Copy out each line in the material below that has the word "selected".

Input material start

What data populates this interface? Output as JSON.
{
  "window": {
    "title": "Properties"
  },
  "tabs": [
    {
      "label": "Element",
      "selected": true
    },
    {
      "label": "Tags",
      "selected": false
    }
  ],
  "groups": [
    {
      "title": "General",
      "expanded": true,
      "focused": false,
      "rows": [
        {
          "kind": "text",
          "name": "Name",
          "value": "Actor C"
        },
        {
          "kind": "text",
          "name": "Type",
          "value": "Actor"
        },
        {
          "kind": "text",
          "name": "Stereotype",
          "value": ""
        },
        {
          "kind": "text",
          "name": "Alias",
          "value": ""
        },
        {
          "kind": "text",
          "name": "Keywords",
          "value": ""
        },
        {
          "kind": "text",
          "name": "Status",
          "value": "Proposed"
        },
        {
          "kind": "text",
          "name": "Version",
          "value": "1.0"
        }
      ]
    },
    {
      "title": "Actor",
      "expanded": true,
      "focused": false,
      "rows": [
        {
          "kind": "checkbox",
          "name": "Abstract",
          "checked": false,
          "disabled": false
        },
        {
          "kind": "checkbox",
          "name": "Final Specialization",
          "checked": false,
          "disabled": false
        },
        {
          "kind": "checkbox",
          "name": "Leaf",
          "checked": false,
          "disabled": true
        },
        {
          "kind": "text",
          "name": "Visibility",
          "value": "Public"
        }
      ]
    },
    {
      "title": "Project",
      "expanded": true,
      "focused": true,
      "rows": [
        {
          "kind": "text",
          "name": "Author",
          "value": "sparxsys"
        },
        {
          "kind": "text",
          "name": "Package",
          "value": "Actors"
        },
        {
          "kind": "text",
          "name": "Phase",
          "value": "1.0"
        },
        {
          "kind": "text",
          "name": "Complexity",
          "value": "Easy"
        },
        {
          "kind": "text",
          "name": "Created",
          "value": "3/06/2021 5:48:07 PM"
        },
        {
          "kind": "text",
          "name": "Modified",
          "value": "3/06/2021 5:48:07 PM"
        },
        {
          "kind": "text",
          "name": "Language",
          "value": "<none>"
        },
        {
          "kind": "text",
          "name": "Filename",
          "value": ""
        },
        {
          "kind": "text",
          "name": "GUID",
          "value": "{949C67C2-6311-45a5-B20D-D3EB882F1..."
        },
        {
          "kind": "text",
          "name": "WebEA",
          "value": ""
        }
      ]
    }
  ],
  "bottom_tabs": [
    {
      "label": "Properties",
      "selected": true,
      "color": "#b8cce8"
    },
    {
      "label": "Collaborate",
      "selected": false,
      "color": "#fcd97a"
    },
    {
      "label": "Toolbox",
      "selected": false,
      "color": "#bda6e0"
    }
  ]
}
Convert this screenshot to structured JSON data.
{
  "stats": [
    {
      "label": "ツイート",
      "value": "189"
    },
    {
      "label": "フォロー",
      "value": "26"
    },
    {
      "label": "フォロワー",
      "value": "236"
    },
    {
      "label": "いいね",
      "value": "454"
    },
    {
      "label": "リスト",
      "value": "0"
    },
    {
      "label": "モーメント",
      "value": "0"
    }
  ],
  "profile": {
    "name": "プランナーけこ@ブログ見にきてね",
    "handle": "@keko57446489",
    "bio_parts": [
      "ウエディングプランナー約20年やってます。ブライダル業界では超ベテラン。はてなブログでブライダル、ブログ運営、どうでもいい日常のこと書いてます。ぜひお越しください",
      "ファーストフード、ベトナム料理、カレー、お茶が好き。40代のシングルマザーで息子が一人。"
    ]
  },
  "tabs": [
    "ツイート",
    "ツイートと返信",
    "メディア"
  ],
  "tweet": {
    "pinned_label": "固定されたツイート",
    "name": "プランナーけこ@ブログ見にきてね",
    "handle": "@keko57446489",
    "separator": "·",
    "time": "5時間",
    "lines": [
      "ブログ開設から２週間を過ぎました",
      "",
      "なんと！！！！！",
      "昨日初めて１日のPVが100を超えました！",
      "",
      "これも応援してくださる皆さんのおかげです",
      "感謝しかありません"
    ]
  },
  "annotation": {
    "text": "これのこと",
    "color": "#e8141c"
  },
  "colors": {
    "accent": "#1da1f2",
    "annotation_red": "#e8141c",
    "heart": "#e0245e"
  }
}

Input material end

### Result below:
      "selected": true
      "selected": false
      "selected": true,
      "selected": false,
      "selected": false,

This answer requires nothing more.